§ **Stored data entries**:
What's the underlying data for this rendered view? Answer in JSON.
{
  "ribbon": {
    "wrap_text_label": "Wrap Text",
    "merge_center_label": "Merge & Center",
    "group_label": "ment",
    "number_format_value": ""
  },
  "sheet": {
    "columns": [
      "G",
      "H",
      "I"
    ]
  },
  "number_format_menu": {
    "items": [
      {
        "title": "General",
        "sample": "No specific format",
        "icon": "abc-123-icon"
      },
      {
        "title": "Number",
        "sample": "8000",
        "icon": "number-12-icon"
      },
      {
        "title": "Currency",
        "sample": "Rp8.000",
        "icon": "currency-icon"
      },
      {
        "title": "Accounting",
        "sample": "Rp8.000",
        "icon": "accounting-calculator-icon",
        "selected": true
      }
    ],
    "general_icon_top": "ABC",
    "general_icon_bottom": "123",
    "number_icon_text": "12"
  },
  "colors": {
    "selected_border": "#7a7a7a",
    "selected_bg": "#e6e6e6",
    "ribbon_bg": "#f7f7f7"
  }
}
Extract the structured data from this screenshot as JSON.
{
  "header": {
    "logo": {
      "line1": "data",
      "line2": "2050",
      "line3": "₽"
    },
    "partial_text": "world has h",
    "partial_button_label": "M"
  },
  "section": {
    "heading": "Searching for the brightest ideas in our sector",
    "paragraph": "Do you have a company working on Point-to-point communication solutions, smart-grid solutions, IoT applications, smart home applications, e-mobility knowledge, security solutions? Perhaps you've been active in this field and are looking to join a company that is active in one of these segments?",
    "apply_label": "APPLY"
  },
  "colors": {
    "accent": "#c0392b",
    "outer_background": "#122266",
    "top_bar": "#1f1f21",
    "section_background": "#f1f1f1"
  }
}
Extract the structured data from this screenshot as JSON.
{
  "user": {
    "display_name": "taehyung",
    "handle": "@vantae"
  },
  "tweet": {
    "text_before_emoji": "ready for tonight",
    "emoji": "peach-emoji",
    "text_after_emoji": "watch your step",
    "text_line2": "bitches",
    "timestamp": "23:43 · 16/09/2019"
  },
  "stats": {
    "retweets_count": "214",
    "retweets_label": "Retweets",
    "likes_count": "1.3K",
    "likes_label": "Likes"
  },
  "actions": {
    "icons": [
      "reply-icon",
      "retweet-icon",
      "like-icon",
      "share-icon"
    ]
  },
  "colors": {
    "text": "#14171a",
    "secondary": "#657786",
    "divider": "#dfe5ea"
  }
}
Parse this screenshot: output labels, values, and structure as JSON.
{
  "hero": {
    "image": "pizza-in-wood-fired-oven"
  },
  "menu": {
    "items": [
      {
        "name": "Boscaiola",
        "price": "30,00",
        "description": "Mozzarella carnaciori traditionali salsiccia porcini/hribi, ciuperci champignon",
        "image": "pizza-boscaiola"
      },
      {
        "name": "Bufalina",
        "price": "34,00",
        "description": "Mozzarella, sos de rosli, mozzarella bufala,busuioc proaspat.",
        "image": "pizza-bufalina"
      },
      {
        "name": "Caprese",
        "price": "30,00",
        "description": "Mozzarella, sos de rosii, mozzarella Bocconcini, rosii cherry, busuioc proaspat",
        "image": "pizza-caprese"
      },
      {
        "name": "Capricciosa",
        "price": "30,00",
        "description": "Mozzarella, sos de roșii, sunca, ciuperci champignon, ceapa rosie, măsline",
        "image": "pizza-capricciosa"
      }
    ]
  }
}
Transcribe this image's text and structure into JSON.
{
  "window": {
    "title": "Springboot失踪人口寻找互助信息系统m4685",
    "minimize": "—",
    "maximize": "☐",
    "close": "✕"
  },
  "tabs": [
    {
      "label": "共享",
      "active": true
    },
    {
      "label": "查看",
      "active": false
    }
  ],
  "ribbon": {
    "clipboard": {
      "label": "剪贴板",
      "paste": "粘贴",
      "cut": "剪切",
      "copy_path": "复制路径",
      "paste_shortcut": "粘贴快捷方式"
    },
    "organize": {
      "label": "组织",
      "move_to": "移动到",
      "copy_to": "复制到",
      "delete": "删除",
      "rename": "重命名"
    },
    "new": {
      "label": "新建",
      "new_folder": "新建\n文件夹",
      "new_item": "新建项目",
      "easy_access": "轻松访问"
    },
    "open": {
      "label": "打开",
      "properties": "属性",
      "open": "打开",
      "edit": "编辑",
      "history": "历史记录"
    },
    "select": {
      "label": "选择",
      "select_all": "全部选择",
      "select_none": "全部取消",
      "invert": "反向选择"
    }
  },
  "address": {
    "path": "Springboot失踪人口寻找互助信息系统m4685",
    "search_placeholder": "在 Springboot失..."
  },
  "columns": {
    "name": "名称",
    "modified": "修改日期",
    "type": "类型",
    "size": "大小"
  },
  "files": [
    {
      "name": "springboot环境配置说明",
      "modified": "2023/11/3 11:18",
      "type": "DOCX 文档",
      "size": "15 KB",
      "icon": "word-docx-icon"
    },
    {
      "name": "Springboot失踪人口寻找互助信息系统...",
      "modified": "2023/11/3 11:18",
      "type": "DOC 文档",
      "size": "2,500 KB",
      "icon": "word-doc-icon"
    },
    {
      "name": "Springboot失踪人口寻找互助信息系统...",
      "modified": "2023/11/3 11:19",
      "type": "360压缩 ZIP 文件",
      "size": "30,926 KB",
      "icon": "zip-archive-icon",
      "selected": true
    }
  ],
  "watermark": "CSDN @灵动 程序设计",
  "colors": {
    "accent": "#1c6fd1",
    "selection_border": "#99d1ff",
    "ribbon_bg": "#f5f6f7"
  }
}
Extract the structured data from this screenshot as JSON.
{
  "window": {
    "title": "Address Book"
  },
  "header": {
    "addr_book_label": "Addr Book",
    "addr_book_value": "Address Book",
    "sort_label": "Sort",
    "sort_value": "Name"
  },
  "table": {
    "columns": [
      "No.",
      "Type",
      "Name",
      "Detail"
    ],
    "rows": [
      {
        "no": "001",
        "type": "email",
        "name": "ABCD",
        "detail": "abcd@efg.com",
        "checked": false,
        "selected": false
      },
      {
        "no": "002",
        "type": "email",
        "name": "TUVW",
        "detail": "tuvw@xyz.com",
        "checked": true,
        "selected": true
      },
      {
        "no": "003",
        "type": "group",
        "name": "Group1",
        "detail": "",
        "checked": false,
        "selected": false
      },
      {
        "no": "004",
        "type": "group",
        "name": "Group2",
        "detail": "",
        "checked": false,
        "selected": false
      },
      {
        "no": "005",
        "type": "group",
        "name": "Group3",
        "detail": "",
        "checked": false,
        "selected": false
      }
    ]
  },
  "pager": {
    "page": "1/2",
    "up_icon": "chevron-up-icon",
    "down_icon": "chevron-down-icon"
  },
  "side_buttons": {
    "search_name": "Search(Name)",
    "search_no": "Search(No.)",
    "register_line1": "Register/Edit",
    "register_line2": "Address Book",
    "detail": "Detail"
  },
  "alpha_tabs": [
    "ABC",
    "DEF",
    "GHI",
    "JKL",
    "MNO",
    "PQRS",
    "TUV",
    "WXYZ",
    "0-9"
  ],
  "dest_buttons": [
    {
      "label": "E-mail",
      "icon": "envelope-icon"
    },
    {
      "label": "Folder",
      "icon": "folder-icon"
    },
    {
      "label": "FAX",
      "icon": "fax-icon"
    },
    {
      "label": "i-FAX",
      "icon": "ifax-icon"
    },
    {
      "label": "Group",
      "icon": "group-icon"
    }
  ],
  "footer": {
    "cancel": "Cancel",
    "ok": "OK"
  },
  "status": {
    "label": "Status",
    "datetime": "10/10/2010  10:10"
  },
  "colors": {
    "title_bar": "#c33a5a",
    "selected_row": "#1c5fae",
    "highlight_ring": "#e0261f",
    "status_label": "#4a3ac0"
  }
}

§ **Given instruction**:
Work through the records line by line and tally those holding "modified". Reply with the number alone.

§ **Solution for this task**:
4